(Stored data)
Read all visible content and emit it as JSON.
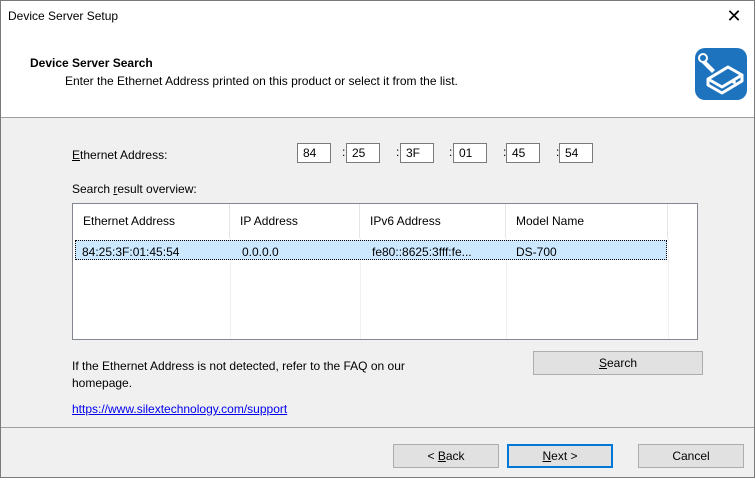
{
  "window": {
    "title": "Device Server Setup",
    "close_glyph": "✕"
  },
  "header": {
    "title": "Device Server Search",
    "subtitle": "Enter the Ethernet Address printed on this product or select it from the list.",
    "icon": "device-server-wrench-icon"
  },
  "ethernet": {
    "label_prefix": "",
    "label_mnemonic": "E",
    "label_rest": "thernet Address:",
    "octets": [
      "84",
      "25",
      "3F",
      "01",
      "45",
      "54"
    ],
    "separator": ":"
  },
  "search_result": {
    "label_prefix": "Search ",
    "label_mnemonic": "r",
    "label_rest": "esult overview:",
    "columns": [
      "Ethernet Address",
      "IP Address",
      "IPv6 Address",
      "Model Name"
    ],
    "rows": [
      [
        "84:25:3F:01:45:54",
        "0.0.0.0",
        "fe80::8625:3fff:fe...",
        "DS-700"
      ]
    ]
  },
  "faq": {
    "text_line1": "If the Ethernet Address is not detected, refer to the FAQ on our",
    "text_line2": "homepage.",
    "link": "https://www.silextechnology.com/support"
  },
  "buttons": {
    "search_mnemonic": "S",
    "search_rest": "earch",
    "back_prefix": "< ",
    "back_mnemonic": "B",
    "back_rest": "ack",
    "next_mnemonic": "N",
    "next_rest": "ext >",
    "cancel": "Cancel"
  },
  "colors": {
    "accent": "#0078d7",
    "selection": "#cce8ff",
    "icon_blue": "#1e73be",
    "link": "#0000ee"
  }
}
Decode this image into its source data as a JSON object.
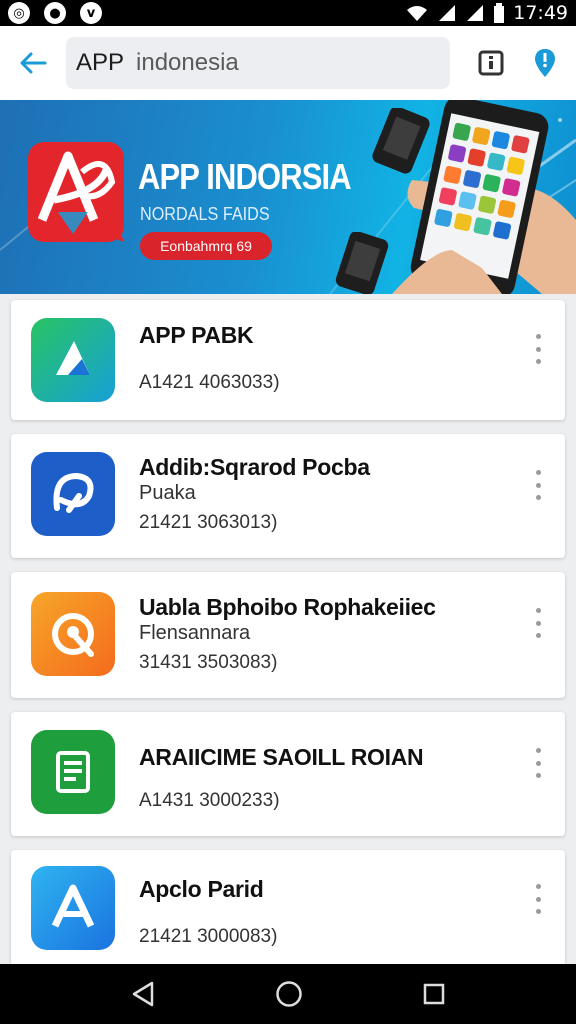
{
  "status_bar": {
    "time": "17:49",
    "left_icons": [
      "whatsapp-icon",
      "chat-bubble-icon",
      "vine-icon"
    ],
    "right_icons": [
      "wifi-icon",
      "signal-icon",
      "signal-icon",
      "battery-icon"
    ]
  },
  "toolbar": {
    "back_icon": "arrow-left-icon",
    "search_query_1": "APP",
    "search_query_2": "indonesia",
    "action_icons": [
      "info-square-icon",
      "notification-pin-icon"
    ],
    "accent": "#1a9bd7"
  },
  "banner": {
    "title": "APP INDORSIA",
    "subtitle": "NORDALS FAIDS",
    "pill": "Eonbahmrq 69",
    "logo_letter": "A"
  },
  "apps": [
    {
      "name": "APP PABK",
      "developer": "",
      "meta": "A1421 4063033)",
      "icon": "play-arrow-icon",
      "color": "#1cb25a"
    },
    {
      "name": "Addib:Sqrarod Pocba",
      "developer": "Puaka",
      "meta": "21421 3063013)",
      "icon": "swirl-logo-icon",
      "color": "#1e5ec9"
    },
    {
      "name": "Uabla Bphoibo Rophakeiiec",
      "developer": "Flensannara",
      "meta": "31431 3503083)",
      "icon": "chat-bubble-icon",
      "color": "#f58a1f"
    },
    {
      "name": "ARAIICIME SAOILL ROIAN",
      "developer": "",
      "meta": "A1431 3000233)",
      "icon": "document-icon",
      "color": "#1e9e3c"
    },
    {
      "name": "Apclo Parid",
      "developer": "",
      "meta": "21421 3000083)",
      "icon": "letter-a-icon",
      "color": "#1d8de8"
    }
  ],
  "nav_bar": {
    "icons": [
      "back-triangle-icon",
      "home-circle-icon",
      "recents-square-icon"
    ]
  }
}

* Challenge *
Write the entries above out in full, exactly, with no images.

* Correct result *
Read all visible content and emit it as JSON.
{
  "window": {
    "title": "Device Server Setup",
    "close_glyph": "✕"
  },
  "header": {
    "title": "Device Server Search",
    "subtitle": "Enter the Ethernet Address printed on this product or select it from the list.",
    "icon": "device-server-wrench-icon"
  },
  "ethernet": {
    "label_prefix": "",
    "label_mnemonic": "E",
    "label_rest": "thernet Address:",
    "octets": [
      "84",
      "25",
      "3F",
      "01",
      "45",
      "54"
    ],
    "separator": ":"
  },
  "search_result": {
    "label_prefix": "Search ",
    "label_mnemonic": "r",
    "label_rest": "esult overview:",
    "columns": [
      "Ethernet Address",
      "IP Address",
      "IPv6 Address",
      "Model Name"
    ],
    "rows": [
      [
        "84:25:3F:01:45:54",
        "0.0.0.0",
        "fe80::8625:3fff:fe...",
        "DS-700"
      ]
    ]
  },
  "faq": {
    "text_line1": "If the Ethernet Address is not detected, refer to the FAQ on our",
    "text_line2": "homepage.",
    "link": "https://www.silextechnology.com/support"
  },
  "buttons": {
    "search_mnemonic": "S",
    "search_rest": "earch",
    "back_prefix": "< ",
    "back_mnemonic": "B",
    "back_rest": "ack",
    "next_mnemonic": "N",
    "next_rest": "ext >",
    "cancel": "Cancel"
  },
  "colors": {
    "accent": "#0078d7",
    "selection": "#cce8ff",
    "icon_blue": "#1e73be",
    "link": "#0000ee"
  }
}
Decode this image into its source data as a JSON object.
{
  "status_bar": {
    "time": "17:49",
    "left_icons": [
      "whatsapp-icon",
      "chat-bubble-icon",
      "vine-icon"
    ],
    "right_icons": [
      "wifi-icon",
      "signal-icon",
      "signal-icon",
      "battery-icon"
    ]
  },
  "toolbar": {
    "back_icon": "arrow-left-icon",
    "search_query_1": "APP",
    "search_query_2": "indonesia",
    "action_icons": [
      "info-square-icon",
      "notification-pin-icon"
    ],
    "accent": "#1a9bd7"
  },
  "banner": {
    "title": "APP INDORSIA",
    "subtitle": "NORDALS FAIDS",
    "pill": "Eonbahmrq 69",
    "logo_letter": "A"
  },
  "apps": [
    {
      "name": "APP PABK",
      "developer": "",
      "meta": "A1421 4063033)",
      "icon": "play-arrow-icon",
      "color": "#1cb25a"
    },
    {
      "name": "Addib:Sqrarod Pocba",
      "developer": "Puaka",
      "meta": "21421 3063013)",
      "icon": "swirl-logo-icon",
      "color": "#1e5ec9"
    },
    {
      "name": "Uabla Bphoibo Rophakeiiec",
      "developer": "Flensannara",
      "meta": "31431 3503083)",
      "icon": "chat-bubble-icon",
      "color": "#f58a1f"
    },
    {
      "name": "ARAIICIME SAOILL ROIAN",
      "developer": "",
      "meta": "A1431 3000233)",
      "icon": "document-icon",
      "color": "#1e9e3c"
    },
    {
      "name": "Apclo Parid",
      "developer": "",
      "meta": "21421 3000083)",
      "icon": "letter-a-icon",
      "color": "#1d8de8"
    }
  ],
  "nav_bar": {
    "icons": [
      "back-triangle-icon",
      "home-circle-icon",
      "recents-square-icon"
    ]
  }
}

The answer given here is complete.